**What is required**
Quote every entry word for word.

>> Start Supplied records

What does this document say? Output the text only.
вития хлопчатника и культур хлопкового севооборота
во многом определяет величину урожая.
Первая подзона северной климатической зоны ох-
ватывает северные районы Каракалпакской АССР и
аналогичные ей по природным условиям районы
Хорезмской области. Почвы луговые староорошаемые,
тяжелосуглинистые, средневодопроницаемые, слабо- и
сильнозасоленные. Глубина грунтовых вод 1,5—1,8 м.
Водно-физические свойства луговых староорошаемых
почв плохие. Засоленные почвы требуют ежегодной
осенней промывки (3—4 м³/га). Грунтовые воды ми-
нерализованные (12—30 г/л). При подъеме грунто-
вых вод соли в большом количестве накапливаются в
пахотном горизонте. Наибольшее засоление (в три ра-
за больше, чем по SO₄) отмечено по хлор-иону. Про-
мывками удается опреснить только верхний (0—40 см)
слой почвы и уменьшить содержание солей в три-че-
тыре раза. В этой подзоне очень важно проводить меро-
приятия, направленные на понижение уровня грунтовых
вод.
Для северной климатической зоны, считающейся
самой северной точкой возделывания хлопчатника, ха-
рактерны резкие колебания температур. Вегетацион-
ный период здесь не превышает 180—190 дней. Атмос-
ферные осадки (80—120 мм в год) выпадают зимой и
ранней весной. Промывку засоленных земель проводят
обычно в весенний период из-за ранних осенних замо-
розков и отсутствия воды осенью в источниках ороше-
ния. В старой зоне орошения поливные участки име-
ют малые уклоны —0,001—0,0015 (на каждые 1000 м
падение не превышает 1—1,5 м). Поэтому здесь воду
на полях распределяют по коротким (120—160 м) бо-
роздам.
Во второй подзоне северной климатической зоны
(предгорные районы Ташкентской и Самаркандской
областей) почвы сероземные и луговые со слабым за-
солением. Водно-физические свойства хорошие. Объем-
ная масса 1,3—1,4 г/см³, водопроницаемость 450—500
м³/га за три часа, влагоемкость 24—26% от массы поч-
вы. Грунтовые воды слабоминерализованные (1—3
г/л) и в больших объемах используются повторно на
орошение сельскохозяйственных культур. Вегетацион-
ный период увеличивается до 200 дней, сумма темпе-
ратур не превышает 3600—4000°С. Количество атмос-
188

>> End Supplied records

**Output**
What does this document say? Output the text only.
вития хлопчатника и культур хлопкового севооборота
во многом определяет величину урожая.
Первая подзона северной климатической зоны ох-
ватывает северные районы Каракалпакской АССР и
аналогичные ей по природным условиям районы
Хорезмской области. Почвы луговые староорошаемые,
тяжелосуглинистые, средневодопроницаемые, слабо- и
сильнозасоленные. Глубина грунтовых вод 1,5—1,8 м.
Водно-физические свойства луговых староорошаемых
почв плохие. Засоленные почвы требуют ежегодной
осенней промывки (3—4 м³/га). Грунтовые воды ми-
нерализованные (12—30 г/л). При подъеме грунто-
вых вод соли в большом количестве накапливаются в
пахотном горизонте. Наибольшее засоление (в три ра-
за больше, чем по SO₄) отмечено по хлор-иону. Про-
мывками удается опреснить только верхний (0—40 см)
слой почвы и уменьшить содержание солей в три-че-
тыре раза. В этой подзоне очень важно проводить меро-
приятия, направленные на понижение уровня грунтовых
вод.
Для северной климатической зоны, считающейся
самой северной точкой возделывания хлопчатника, ха-
рактерны резкие колебания температур. Вегетацион-
ный период здесь не превышает 180—190 дней. Атмос-
ферные осадки (80—120 мм в год) выпадают зимой и
ранней весной. Промывку засоленных земель проводят
обычно в весенний период из-за ранних осенних замо-
розков и отсутствия воды осенью в источниках ороше-
ния. В старой зоне орошения поливные участки име-
ют малые уклоны —0,001—0,0015 (на каждые 1000 м
падение не превышает 1—1,5 м). Поэтому здесь воду
на полях распределяют по коротким (120—160 м) бо-
роздам.
Во второй подзоне северной климатической зоны
(предгорные районы Ташкентской и Самаркандской
областей) почвы сероземные и луговые со слабым за-
солением. Водно-физические свойства хорошие. Объем-
ная масса 1,3—1,4 г/см³, водопроницаемость 450—500
м³/га за три часа, влагоемкость 24—26% от массы поч-
вы. Грунтовые воды слабоминерализованные (1—3
г/л) и в больших объемах используются повторно на
орошение сельскохозяйственных культур. Вегетацион-
ный период увеличивается до 200 дней, сумма темпе-
ратур не превышает 3600—4000°С. Количество атмос-
188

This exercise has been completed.